--- START ---

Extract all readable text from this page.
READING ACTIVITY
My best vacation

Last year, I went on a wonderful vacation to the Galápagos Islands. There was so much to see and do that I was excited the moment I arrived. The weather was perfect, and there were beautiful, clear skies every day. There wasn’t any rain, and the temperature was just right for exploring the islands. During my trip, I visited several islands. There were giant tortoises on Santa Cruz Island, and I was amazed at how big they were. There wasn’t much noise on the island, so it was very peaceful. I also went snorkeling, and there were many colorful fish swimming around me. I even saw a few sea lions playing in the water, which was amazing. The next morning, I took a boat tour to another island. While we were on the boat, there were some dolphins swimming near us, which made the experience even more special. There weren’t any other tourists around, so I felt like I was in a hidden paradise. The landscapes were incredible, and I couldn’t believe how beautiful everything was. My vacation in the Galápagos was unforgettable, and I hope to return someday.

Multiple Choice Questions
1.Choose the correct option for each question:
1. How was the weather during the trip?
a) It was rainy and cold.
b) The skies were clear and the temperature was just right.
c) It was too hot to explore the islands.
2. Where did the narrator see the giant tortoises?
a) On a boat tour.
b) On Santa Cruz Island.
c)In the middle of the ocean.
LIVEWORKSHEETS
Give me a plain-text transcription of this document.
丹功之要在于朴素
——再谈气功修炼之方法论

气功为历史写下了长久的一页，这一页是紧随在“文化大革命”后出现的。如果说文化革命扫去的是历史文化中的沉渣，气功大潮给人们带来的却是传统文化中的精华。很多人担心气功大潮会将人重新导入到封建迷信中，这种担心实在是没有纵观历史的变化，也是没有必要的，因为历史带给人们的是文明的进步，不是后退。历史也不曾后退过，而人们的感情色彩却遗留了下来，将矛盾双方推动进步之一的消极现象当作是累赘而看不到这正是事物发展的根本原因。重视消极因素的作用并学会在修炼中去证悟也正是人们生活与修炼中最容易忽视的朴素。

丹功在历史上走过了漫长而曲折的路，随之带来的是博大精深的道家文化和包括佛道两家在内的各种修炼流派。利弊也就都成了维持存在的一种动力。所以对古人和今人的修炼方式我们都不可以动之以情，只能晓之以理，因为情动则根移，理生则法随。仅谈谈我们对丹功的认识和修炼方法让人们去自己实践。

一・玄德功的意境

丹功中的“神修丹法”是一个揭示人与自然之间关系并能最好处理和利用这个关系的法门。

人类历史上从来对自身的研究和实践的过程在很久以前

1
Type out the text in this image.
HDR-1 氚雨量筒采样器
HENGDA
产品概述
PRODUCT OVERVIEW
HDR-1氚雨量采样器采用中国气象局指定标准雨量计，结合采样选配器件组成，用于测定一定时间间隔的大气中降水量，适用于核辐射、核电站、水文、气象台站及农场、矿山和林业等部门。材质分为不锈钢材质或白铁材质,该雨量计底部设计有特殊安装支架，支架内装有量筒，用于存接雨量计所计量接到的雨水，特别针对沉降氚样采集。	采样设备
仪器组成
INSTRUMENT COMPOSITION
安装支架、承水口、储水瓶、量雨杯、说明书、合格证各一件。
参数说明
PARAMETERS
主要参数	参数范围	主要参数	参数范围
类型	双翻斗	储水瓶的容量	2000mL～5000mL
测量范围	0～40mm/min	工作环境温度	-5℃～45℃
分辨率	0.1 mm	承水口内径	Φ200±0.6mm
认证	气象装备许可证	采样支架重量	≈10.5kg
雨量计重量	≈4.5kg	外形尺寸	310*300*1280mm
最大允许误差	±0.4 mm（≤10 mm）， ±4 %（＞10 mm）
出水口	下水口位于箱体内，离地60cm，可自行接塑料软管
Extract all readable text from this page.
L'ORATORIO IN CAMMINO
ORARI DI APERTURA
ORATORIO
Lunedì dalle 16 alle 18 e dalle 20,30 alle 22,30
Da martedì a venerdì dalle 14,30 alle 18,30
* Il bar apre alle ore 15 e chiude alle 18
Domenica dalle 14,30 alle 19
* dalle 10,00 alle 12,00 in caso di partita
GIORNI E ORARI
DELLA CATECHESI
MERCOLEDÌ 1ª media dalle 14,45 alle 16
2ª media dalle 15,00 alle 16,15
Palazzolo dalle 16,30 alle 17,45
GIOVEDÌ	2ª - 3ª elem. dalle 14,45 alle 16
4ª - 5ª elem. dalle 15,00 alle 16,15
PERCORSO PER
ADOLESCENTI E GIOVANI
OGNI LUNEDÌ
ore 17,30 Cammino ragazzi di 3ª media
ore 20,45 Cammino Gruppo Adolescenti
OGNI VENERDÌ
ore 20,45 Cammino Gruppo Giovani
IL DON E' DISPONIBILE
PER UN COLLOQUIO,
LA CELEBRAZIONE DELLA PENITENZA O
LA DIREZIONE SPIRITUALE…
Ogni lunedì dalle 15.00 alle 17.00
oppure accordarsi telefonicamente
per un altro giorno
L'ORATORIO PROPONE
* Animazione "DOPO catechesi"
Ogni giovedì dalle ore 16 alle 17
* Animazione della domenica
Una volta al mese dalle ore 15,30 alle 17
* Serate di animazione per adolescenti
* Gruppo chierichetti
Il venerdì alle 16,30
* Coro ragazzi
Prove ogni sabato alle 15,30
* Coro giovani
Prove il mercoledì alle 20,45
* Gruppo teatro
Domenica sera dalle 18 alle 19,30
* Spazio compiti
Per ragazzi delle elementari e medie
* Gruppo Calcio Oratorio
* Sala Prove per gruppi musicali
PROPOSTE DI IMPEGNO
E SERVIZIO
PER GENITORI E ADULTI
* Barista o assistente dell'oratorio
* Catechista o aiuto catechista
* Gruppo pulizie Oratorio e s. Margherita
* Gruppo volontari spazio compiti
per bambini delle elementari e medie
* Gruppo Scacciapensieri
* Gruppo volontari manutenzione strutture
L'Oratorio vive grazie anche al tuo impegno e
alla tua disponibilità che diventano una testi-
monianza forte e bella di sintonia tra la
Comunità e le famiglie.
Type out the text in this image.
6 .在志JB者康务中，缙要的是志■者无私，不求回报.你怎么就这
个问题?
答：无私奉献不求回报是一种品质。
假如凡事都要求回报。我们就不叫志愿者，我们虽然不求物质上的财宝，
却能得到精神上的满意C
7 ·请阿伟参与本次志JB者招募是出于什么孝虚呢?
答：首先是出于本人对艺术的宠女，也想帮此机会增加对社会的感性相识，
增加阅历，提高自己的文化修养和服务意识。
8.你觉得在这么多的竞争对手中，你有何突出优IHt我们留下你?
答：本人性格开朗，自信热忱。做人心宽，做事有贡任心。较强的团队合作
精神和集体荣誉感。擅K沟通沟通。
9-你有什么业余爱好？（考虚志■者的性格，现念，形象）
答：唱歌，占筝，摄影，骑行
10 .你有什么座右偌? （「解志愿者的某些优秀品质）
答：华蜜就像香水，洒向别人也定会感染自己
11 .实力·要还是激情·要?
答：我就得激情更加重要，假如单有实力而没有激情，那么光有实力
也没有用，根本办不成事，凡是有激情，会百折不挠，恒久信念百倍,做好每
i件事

--- END ---

- **Work instructions**: Transcribe the entire listing above precisely.

- **Solution**:
Extract all readable text from this page.
READING ACTIVITY
My best vacation

Last year, I went on a wonderful vacation to the Galápagos Islands. There was so much to see and do that I was excited the moment I arrived. The weather was perfect, and there were beautiful, clear skies every day. There wasn’t any rain, and the temperature was just right for exploring the islands. During my trip, I visited several islands. There were giant tortoises on Santa Cruz Island, and I was amazed at how big they were. There wasn’t much noise on the island, so it was very peaceful. I also went snorkeling, and there were many colorful fish swimming around me. I even saw a few sea lions playing in the water, which was amazing. The next morning, I took a boat tour to another island. While we were on the boat, there were some dolphins swimming near us, which made the experience even more special. There weren’t any other tourists around, so I felt like I was in a hidden paradise. The landscapes were incredible, and I couldn’t believe how beautiful everything was. My vacation in the Galápagos was unforgettable, and I hope to return someday.

Multiple Choice Questions
1.Choose the correct option for each question:
1. How was the weather during the trip?
a) It was rainy and cold.
b) The skies were clear and the temperature was just right.
c) It was too hot to explore the islands.
2. Where did the narrator see the giant tortoises?
a) On a boat tour.
b) On Santa Cruz Island.
c)In the middle of the ocean.
LIVEWORKSHEETS
Give me a plain-text transcription of this document.
丹功之要在于朴素
——再谈气功修炼之方法论

气功为历史写下了长久的一页，这一页是紧随在“文化大革命”后出现的。如果说文化革命扫去的是历史文化中的沉渣，气功大潮给人们带来的却是传统文化中的精华。很多人担心气功大潮会将人重新导入到封建迷信中，这种担心实在是没有纵观历史的变化，也是没有必要的，因为历史带给人们的是文明的进步，不是后退。历史也不曾后退过，而人们的感情色彩却遗留了下来，将矛盾双方推动进步之一的消极现象当作是累赘而看不到这正是事物发展的根本原因。重视消极因素的作用并学会在修炼中去证悟也正是人们生活与修炼中最容易忽视的朴素。

丹功在历史上走过了漫长而曲折的路，随之带来的是博大精深的道家文化和包括佛道两家在内的各种修炼流派。利弊也就都成了维持存在的一种动力。所以对古人和今人的修炼方式我们都不可以动之以情，只能晓之以理，因为情动则根移，理生则法随。仅谈谈我们对丹功的认识和修炼方法让人们去自己实践。

一・玄德功的意境

丹功中的“神修丹法”是一个揭示人与自然之间关系并能最好处理和利用这个关系的法门。

人类历史上从来对自身的研究和实践的过程在很久以前

1
Type out the text in this image.
HDR-1 氚雨量筒采样器
HENGDA
产品概述
PRODUCT OVERVIEW
HDR-1氚雨量采样器采用中国气象局指定标准雨量计，结合采样选配器件组成，用于测定一定时间间隔的大气中降水量，适用于核辐射、核电站、水文、气象台站及农场、矿山和林业等部门。材质分为不锈钢材质或白铁材质,该雨量计底部设计有特殊安装支架，支架内装有量筒，用于存接雨量计所计量接到的雨水，特别针对沉降氚样采集。	采样设备
仪器组成
INSTRUMENT COMPOSITION
安装支架、承水口、储水瓶、量雨杯、说明书、合格证各一件。
参数说明
PARAMETERS
主要参数	参数范围	主要参数	参数范围
类型	双翻斗	储水瓶的容量	2000mL～5000mL
测量范围	0～40mm/min	工作环境温度	-5℃～45℃
分辨率	0.1 mm	承水口内径	Φ200±0.6mm
认证	气象装备许可证	采样支架重量	≈10.5kg
雨量计重量	≈4.5kg	外形尺寸	310*300*1280mm
最大允许误差	±0.4 mm（≤10 mm）， ±4 %（＞10 mm）
出水口	下水口位于箱体内，离地60cm，可自行接塑料软管
Extract all readable text from this page.
L'ORATORIO IN CAMMINO
ORARI DI APERTURA
ORATORIO
Lunedì dalle 16 alle 18 e dalle 20,30 alle 22,30
Da martedì a venerdì dalle 14,30 alle 18,30
* Il bar apre alle ore 15 e chiude alle 18
Domenica dalle 14,30 alle 19
* dalle 10,00 alle 12,00 in caso di partita
GIORNI E ORARI
DELLA CATECHESI
MERCOLEDÌ 1ª media dalle 14,45 alle 16
2ª media dalle 15,00 alle 16,15
Palazzolo dalle 16,30 alle 17,45
GIOVEDÌ	2ª - 3ª elem. dalle 14,45 alle 16
4ª - 5ª elem. dalle 15,00 alle 16,15
PERCORSO PER
ADOLESCENTI E GIOVANI
OGNI LUNEDÌ
ore 17,30 Cammino ragazzi di 3ª media
ore 20,45 Cammino Gruppo Adolescenti
OGNI VENERDÌ
ore 20,45 Cammino Gruppo Giovani
IL DON E' DISPONIBILE
PER UN COLLOQUIO,
LA CELEBRAZIONE DELLA PENITENZA O
LA DIREZIONE SPIRITUALE…
Ogni lunedì dalle 15.00 alle 17.00
oppure accordarsi telefonicamente
per un altro giorno
L'ORATORIO PROPONE
* Animazione "DOPO catechesi"
Ogni giovedì dalle ore 16 alle 17
* Animazione della domenica
Una volta al mese dalle ore 15,30 alle 17
* Serate di animazione per adolescenti
* Gruppo chierichetti
Il venerdì alle 16,30
* Coro ragazzi
Prove ogni sabato alle 15,30
* Coro giovani
Prove il mercoledì alle 20,45
* Gruppo teatro
Domenica sera dalle 18 alle 19,30
* Spazio compiti
Per ragazzi delle elementari e medie
* Gruppo Calcio Oratorio
* Sala Prove per gruppi musicali
PROPOSTE DI IMPEGNO
E SERVIZIO
PER GENITORI E ADULTI
* Barista o assistente dell'oratorio
* Catechista o aiuto catechista
* Gruppo pulizie Oratorio e s. Margherita
* Gruppo volontari spazio compiti
per bambini delle elementari e medie
* Gruppo Scacciapensieri
* Gruppo volontari manutenzione strutture
L'Oratorio vive grazie anche al tuo impegno e
alla tua disponibilità che diventano una testi-
monianza forte e bella di sintonia tra la
Comunità e le famiglie.
Type out the text in this image.
6 .在志JB者康务中，缙要的是志■者无私，不求回报.你怎么就这
个问题?
答：无私奉献不求回报是一种品质。
假如凡事都要求回报。我们就不叫志愿者，我们虽然不求物质上的财宝，
却能得到精神上的满意C
7 ·请阿伟参与本次志JB者招募是出于什么孝虚呢?
答：首先是出于本人对艺术的宠女，也想帮此机会增加对社会的感性相识，
增加阅历，提高自己的文化修养和服务意识。
8.你觉得在这么多的竞争对手中，你有何突出优IHt我们留下你?
答：本人性格开朗，自信热忱。做人心宽，做事有贡任心。较强的团队合作
精神和集体荣誉感。擅K沟通沟通。
9-你有什么业余爱好？（考虚志■者的性格，现念，形象）
答：唱歌，占筝，摄影，骑行
10 .你有什么座右偌? （「解志愿者的某些优秀品质）
答：华蜜就像香水，洒向别人也定会感染自己
11 .实力·要还是激情·要?
答：我就得激情更加重要，假如单有实力而没有激情，那么光有实力
也没有用，根本办不成事，凡是有激情，会百折不挠，恒久信念百倍,做好每
i件事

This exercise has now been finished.